> **TASK STATEMENT**
Quote every line below exactly and skip any picture.
— start PROVIDED RECORDS —
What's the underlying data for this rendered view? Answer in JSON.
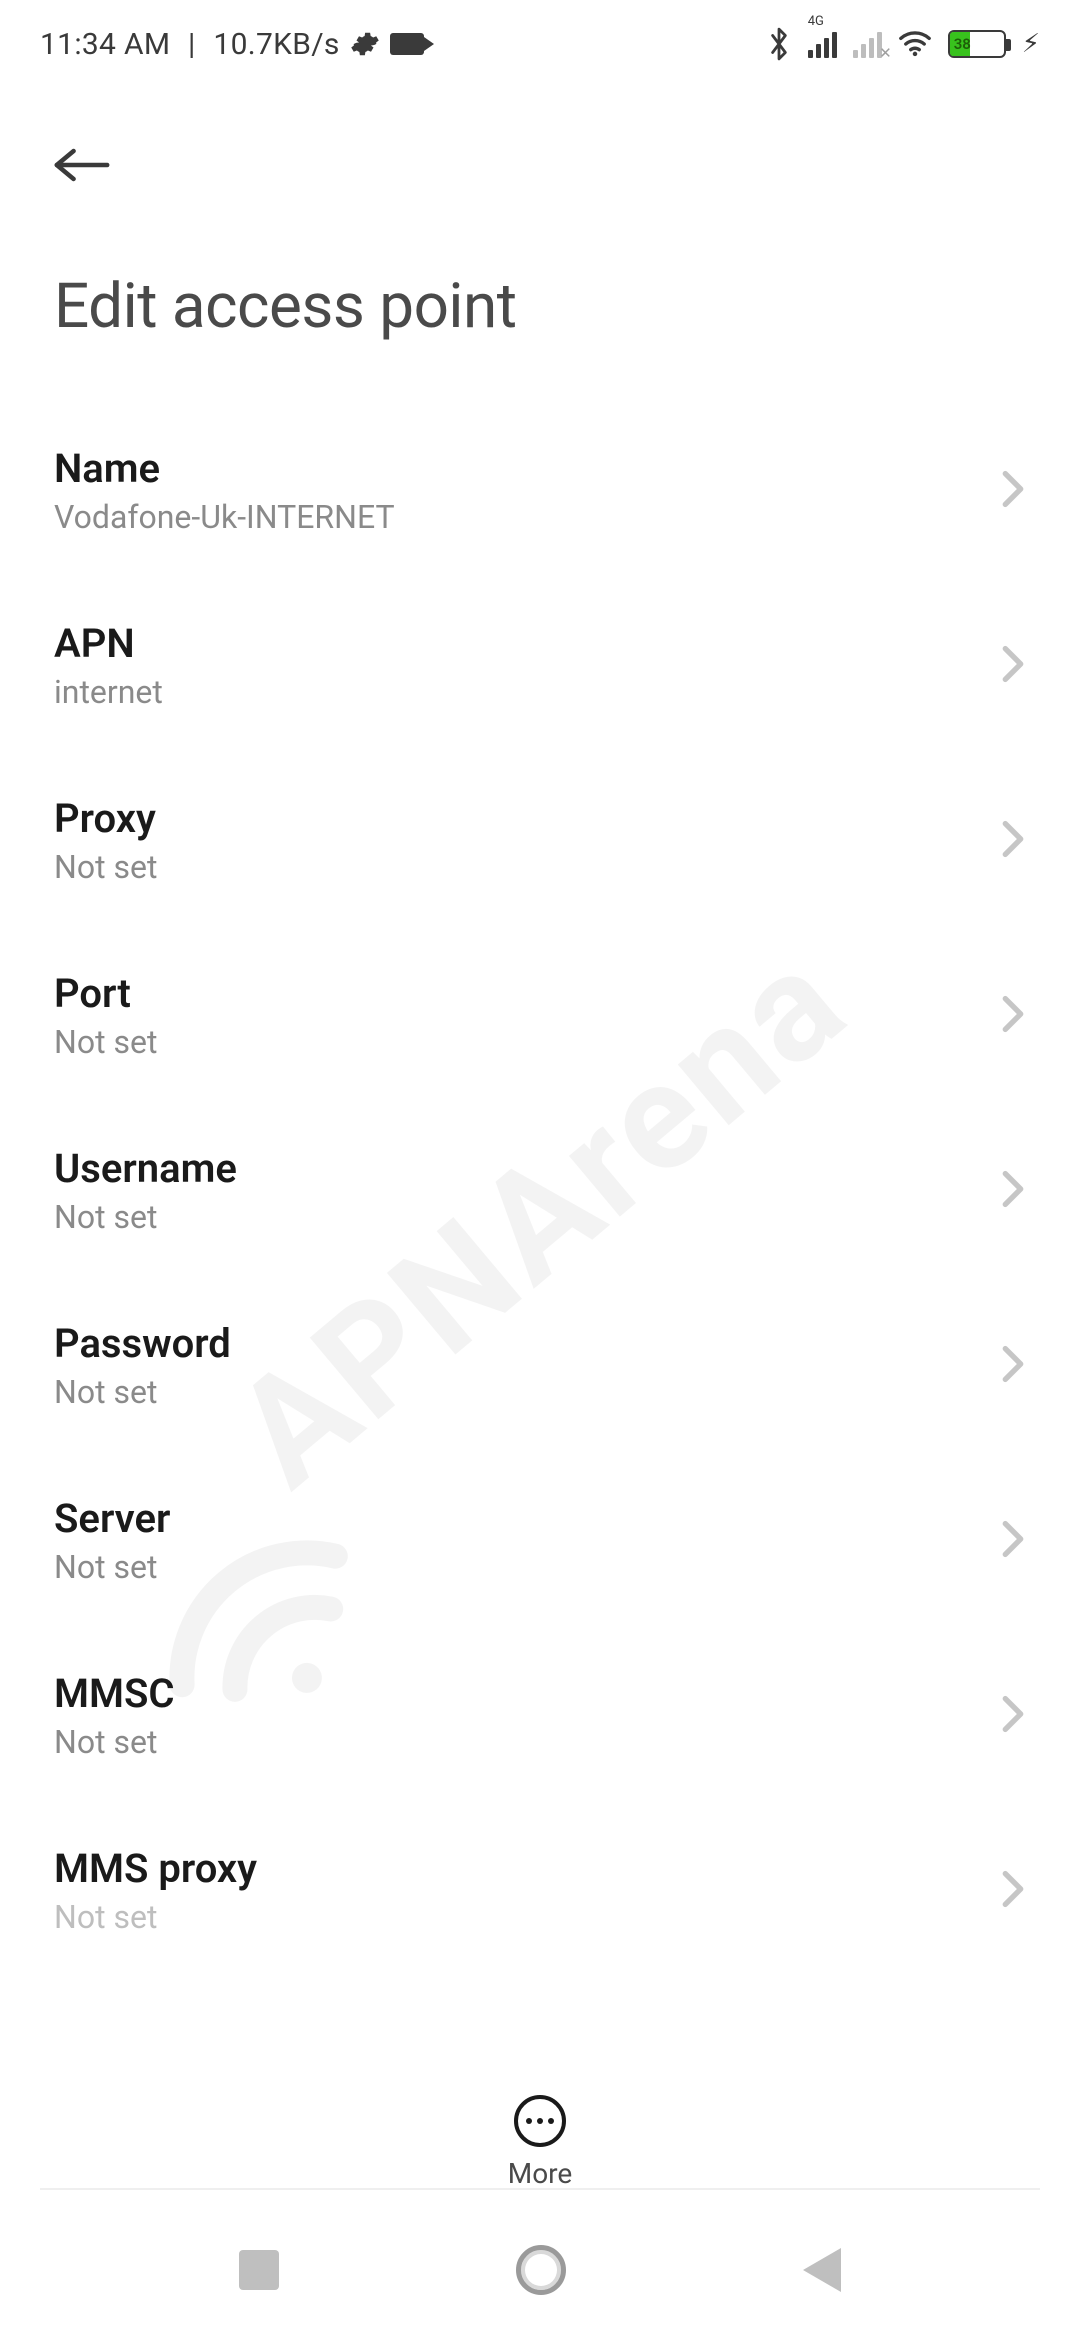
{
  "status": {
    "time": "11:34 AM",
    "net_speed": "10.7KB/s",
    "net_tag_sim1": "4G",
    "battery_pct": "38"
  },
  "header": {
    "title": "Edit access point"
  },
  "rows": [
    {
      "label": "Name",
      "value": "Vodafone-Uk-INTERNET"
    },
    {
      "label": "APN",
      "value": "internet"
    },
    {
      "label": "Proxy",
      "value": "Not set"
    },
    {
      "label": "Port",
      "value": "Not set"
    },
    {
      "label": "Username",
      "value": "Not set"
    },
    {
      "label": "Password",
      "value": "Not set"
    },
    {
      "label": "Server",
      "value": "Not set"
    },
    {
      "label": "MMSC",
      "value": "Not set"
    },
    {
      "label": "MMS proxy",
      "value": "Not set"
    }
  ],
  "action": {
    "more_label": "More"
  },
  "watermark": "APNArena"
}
— end PROVIDED RECORDS —
> **WORKED ANSWER**
What's the underlying data for this rendered view? Answer in JSON.
{
  "status": {
    "time": "11:34 AM",
    "net_speed": "10.7KB/s",
    "net_tag_sim1": "4G",
    "battery_pct": "38"
  },
  "header": {
    "title": "Edit access point"
  },
  "rows": [
    {
      "label": "Name",
      "value": "Vodafone-Uk-INTERNET"
    },
    {
      "label": "APN",
      "value": "internet"
    },
    {
      "label": "Proxy",
      "value": "Not set"
    },
    {
      "label": "Port",
      "value": "Not set"
    },
    {
      "label": "Username",
      "value": "Not set"
    },
    {
      "label": "Password",
      "value": "Not set"
    },
    {
      "label": "Server",
      "value": "Not set"
    },
    {
      "label": "MMSC",
      "value": "Not set"
    },
    {
      "label": "MMS proxy",
      "value": "Not set"
    }
  ],
  "action": {
    "more_label": "More"
  },
  "watermark": "APNArena"
}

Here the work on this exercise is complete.